--- Start ---

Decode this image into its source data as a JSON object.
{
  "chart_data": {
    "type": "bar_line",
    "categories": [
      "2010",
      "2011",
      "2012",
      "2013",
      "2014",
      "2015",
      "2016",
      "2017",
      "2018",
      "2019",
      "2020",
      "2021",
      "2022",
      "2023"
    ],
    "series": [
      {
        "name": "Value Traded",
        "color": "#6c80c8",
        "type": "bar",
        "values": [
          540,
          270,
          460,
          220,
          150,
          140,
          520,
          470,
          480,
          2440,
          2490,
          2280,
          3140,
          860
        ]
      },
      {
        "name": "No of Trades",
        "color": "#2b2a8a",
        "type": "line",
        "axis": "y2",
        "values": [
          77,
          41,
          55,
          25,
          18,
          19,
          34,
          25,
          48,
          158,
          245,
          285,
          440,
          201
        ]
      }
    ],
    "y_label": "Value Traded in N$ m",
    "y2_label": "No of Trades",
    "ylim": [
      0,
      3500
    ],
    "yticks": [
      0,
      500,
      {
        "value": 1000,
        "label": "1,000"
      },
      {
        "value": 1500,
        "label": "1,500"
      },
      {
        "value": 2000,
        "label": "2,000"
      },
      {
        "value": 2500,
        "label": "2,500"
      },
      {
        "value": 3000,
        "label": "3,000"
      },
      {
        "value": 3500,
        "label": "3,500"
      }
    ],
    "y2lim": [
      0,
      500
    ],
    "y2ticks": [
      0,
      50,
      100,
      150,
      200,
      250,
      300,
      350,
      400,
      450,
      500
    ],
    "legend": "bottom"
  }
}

--- End ---
--- Start ---

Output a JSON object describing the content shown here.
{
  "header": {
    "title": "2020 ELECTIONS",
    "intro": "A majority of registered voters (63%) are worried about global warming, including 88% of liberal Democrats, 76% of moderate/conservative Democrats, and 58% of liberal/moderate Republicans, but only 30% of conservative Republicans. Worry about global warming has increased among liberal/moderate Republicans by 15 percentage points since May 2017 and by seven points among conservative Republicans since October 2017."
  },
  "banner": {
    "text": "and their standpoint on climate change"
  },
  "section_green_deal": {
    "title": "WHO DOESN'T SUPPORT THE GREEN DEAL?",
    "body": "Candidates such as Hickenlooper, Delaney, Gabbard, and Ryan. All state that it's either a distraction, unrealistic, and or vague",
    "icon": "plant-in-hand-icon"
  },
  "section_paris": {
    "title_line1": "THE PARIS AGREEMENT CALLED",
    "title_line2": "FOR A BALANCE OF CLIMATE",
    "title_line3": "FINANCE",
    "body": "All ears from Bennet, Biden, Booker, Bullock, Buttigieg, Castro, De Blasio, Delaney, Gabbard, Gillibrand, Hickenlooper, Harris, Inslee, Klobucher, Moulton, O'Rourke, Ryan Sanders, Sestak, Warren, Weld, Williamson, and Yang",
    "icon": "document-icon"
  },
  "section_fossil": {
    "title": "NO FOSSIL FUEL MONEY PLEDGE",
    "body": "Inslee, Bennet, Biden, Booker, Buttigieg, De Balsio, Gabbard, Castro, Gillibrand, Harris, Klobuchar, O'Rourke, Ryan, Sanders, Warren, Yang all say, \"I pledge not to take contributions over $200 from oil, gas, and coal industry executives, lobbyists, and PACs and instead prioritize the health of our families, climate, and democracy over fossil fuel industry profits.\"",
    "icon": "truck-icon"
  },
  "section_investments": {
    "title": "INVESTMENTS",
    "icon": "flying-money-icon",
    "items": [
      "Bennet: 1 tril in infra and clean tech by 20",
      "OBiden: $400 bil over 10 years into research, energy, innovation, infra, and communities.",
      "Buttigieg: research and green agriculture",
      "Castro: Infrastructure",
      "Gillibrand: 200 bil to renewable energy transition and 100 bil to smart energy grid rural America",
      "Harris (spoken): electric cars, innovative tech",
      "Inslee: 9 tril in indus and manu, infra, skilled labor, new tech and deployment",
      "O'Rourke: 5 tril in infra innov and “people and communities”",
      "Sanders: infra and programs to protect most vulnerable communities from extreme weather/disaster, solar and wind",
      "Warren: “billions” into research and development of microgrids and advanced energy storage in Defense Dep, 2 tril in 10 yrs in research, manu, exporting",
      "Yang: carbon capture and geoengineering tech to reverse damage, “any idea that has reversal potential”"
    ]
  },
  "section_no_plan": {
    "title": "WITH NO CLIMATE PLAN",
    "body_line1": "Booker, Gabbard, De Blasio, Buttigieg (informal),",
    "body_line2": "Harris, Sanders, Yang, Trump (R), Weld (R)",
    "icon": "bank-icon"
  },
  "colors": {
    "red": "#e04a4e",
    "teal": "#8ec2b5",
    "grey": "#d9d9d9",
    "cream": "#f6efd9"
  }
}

--- End ---

Provide the number of lines in the data above that contain the string "Castro", and nothing else.

RESPONSE
3